PROVIDED RECORDS:
■ ■ ■ ■ ■

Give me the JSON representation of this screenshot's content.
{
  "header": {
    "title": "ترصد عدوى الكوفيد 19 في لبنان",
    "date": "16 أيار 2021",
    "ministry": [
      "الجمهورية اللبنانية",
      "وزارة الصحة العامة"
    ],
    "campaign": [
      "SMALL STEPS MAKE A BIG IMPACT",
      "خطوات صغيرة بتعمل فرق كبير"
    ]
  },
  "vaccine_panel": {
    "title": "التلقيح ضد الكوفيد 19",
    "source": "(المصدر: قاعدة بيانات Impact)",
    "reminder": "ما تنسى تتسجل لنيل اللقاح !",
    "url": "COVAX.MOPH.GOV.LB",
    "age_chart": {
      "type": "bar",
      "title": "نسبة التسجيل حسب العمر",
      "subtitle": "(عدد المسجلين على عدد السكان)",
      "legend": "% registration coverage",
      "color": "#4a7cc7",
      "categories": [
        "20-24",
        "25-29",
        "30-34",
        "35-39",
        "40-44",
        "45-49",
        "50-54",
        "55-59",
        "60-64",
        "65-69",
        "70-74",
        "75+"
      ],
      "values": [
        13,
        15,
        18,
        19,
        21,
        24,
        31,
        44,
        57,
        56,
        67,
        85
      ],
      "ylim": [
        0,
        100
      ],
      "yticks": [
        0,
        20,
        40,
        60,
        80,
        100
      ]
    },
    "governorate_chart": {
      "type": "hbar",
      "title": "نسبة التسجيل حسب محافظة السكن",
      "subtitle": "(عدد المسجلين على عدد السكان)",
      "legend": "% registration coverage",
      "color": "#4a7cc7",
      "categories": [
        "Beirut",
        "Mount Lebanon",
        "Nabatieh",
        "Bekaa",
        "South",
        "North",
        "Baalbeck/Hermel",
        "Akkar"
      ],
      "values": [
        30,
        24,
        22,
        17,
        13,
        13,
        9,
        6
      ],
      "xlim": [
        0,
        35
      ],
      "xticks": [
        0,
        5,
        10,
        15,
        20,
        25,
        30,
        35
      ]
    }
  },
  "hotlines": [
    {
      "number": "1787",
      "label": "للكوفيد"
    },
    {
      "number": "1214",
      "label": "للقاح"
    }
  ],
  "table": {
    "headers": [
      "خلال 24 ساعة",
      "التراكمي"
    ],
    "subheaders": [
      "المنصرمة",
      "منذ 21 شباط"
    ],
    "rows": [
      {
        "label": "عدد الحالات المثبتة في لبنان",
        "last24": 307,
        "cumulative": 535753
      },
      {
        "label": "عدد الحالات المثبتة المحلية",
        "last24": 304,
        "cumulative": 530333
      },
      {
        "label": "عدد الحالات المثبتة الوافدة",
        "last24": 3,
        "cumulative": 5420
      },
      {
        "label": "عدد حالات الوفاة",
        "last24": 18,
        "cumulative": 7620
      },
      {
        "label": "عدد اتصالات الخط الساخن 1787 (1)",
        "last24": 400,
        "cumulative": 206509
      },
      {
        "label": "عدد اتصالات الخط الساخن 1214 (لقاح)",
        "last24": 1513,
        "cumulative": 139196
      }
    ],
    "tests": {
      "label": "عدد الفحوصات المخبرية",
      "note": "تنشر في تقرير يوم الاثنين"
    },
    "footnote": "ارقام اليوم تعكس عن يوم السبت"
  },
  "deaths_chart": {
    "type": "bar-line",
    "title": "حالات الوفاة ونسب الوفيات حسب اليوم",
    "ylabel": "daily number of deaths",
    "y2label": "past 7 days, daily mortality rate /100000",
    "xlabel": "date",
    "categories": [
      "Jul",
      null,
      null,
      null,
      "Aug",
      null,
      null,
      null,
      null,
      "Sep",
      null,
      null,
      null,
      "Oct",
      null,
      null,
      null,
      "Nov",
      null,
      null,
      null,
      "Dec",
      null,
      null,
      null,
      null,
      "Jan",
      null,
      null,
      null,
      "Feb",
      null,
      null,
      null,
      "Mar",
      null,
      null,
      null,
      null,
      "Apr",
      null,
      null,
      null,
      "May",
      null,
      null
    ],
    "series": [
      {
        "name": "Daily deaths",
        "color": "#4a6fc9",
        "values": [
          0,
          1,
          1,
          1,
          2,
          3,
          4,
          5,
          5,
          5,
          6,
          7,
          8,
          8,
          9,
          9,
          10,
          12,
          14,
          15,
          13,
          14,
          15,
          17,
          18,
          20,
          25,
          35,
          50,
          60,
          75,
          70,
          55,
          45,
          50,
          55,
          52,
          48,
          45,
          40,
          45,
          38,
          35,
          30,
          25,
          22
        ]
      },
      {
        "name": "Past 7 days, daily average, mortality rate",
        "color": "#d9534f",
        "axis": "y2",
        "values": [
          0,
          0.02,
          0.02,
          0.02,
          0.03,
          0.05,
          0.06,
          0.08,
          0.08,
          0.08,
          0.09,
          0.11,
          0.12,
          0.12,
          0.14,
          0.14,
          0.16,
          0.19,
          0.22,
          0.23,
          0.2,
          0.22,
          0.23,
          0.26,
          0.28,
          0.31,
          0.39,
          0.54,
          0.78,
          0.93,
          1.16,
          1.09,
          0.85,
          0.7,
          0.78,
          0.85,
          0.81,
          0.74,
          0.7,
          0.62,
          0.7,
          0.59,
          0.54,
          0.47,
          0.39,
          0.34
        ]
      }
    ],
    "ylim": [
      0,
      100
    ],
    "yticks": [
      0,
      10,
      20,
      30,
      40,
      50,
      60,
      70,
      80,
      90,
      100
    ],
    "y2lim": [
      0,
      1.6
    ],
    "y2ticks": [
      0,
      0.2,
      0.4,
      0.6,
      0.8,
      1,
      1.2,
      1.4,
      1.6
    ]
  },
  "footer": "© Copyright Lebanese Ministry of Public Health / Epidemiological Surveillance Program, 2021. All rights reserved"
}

■ ■ ■ ■ ■

STATED TASK:
Give a word-for-word copy of the records.

ANSWER TO THE PROBLEM:
Give me the JSON representation of this screenshot's content.
{
  "header": {
    "title": "ترصد عدوى الكوفيد 19 في لبنان",
    "date": "16 أيار 2021",
    "ministry": [
      "الجمهورية اللبنانية",
      "وزارة الصحة العامة"
    ],
    "campaign": [
      "SMALL STEPS MAKE A BIG IMPACT",
      "خطوات صغيرة بتعمل فرق كبير"
    ]
  },
  "vaccine_panel": {
    "title": "التلقيح ضد الكوفيد 19",
    "source": "(المصدر: قاعدة بيانات Impact)",
    "reminder": "ما تنسى تتسجل لنيل اللقاح !",
    "url": "COVAX.MOPH.GOV.LB",
    "age_chart": {
      "type": "bar",
      "title": "نسبة التسجيل حسب العمر",
      "subtitle": "(عدد المسجلين على عدد السكان)",
      "legend": "% registration coverage",
      "color": "#4a7cc7",
      "categories": [
        "20-24",
        "25-29",
        "30-34",
        "35-39",
        "40-44",
        "45-49",
        "50-54",
        "55-59",
        "60-64",
        "65-69",
        "70-74",
        "75+"
      ],
      "values": [
        13,
        15,
        18,
        19,
        21,
        24,
        31,
        44,
        57,
        56,
        67,
        85
      ],
      "ylim": [
        0,
        100
      ],
      "yticks": [
        0,
        20,
        40,
        60,
        80,
        100
      ]
    },
    "governorate_chart": {
      "type": "hbar",
      "title": "نسبة التسجيل حسب محافظة السكن",
      "subtitle": "(عدد المسجلين على عدد السكان)",
      "legend": "% registration coverage",
      "color": "#4a7cc7",
      "categories": [
        "Beirut",
        "Mount Lebanon",
        "Nabatieh",
        "Bekaa",
        "South",
        "North",
        "Baalbeck/Hermel",
        "Akkar"
      ],
      "values": [
        30,
        24,
        22,
        17,
        13,
        13,
        9,
        6
      ],
      "xlim": [
        0,
        35
      ],
      "xticks": [
        0,
        5,
        10,
        15,
        20,
        25,
        30,
        35
      ]
    }
  },
  "hotlines": [
    {
      "number": "1787",
      "label": "للكوفيد"
    },
    {
      "number": "1214",
      "label": "للقاح"
    }
  ],
  "table": {
    "headers": [
      "خلال 24 ساعة",
      "التراكمي"
    ],
    "subheaders": [
      "المنصرمة",
      "منذ 21 شباط"
    ],
    "rows": [
      {
        "label": "عدد الحالات المثبتة في لبنان",
        "last24": 307,
        "cumulative": 535753
      },
      {
        "label": "عدد الحالات المثبتة المحلية",
        "last24": 304,
        "cumulative": 530333
      },
      {
        "label": "عدد الحالات المثبتة الوافدة",
        "last24": 3,
        "cumulative": 5420
      },
      {
        "label": "عدد حالات الوفاة",
        "last24": 18,
        "cumulative": 7620
      },
      {
        "label": "عدد اتصالات الخط الساخن 1787 (1)",
        "last24": 400,
        "cumulative": 206509
      },
      {
        "label": "عدد اتصالات الخط الساخن 1214 (لقاح)",
        "last24": 1513,
        "cumulative": 139196
      }
    ],
    "tests": {
      "label": "عدد الفحوصات المخبرية",
      "note": "تنشر في تقرير يوم الاثنين"
    },
    "footnote": "ارقام اليوم تعكس عن يوم السبت"
  },
  "deaths_chart": {
    "type": "bar-line",
    "title": "حالات الوفاة ونسب الوفيات حسب اليوم",
    "ylabel": "daily number of deaths",
    "y2label": "past 7 days, daily mortality rate /100000",
    "xlabel": "date",
    "categories": [
      "Jul",
      null,
      null,
      null,
      "Aug",
      null,
      null,
      null,
      null,
      "Sep",
      null,
      null,
      null,
      "Oct",
      null,
      null,
      null,
      "Nov",
      null,
      null,
      null,
      "Dec",
      null,
      null,
      null,
      null,
      "Jan",
      null,
      null,
      null,
      "Feb",
      null,
      null,
      null,
      "Mar",
      null,
      null,
      null,
      null,
      "Apr",
      null,
      null,
      null,
      "May",
      null,
      null
    ],
    "series": [
      {
        "name": "Daily deaths",
        "color": "#4a6fc9",
        "values": [
          0,
          1,
          1,
          1,
          2,
          3,
          4,
          5,
          5,
          5,
          6,
          7,
          8,
          8,
          9,
          9,
          10,
          12,
          14,
          15,
          13,
          14,
          15,
          17,
          18,
          20,
          25,
          35,
          50,
          60,
          75,
          70,
          55,
          45,
          50,
          55,
          52,
          48,
          45,
          40,
          45,
          38,
          35,
          30,
          25,
          22
        ]
      },
      {
        "name": "Past 7 days, daily average, mortality rate",
        "color": "#d9534f",
        "axis": "y2",
        "values": [
          0,
          0.02,
          0.02,
          0.02,
          0.03,
          0.05,
          0.06,
          0.08,
          0.08,
          0.08,
          0.09,
          0.11,
          0.12,
          0.12,
          0.14,
          0.14,
          0.16,
          0.19,
          0.22,
          0.23,
          0.2,
          0.22,
          0.23,
          0.26,
          0.28,
          0.31,
          0.39,
          0.54,
          0.78,
          0.93,
          1.16,
          1.09,
          0.85,
          0.7,
          0.78,
          0.85,
          0.81,
          0.74,
          0.7,
          0.62,
          0.7,
          0.59,
          0.54,
          0.47,
          0.39,
          0.34
        ]
      }
    ],
    "ylim": [
      0,
      100
    ],
    "yticks": [
      0,
      10,
      20,
      30,
      40,
      50,
      60,
      70,
      80,
      90,
      100
    ],
    "y2lim": [
      0,
      1.6
    ],
    "y2ticks": [
      0,
      0.2,
      0.4,
      0.6,
      0.8,
      1,
      1.2,
      1.4,
      1.6
    ]
  },
  "footer": "© Copyright Lebanese Ministry of Public Health / Epidemiological Surveillance Program, 2021. All rights reserved"
}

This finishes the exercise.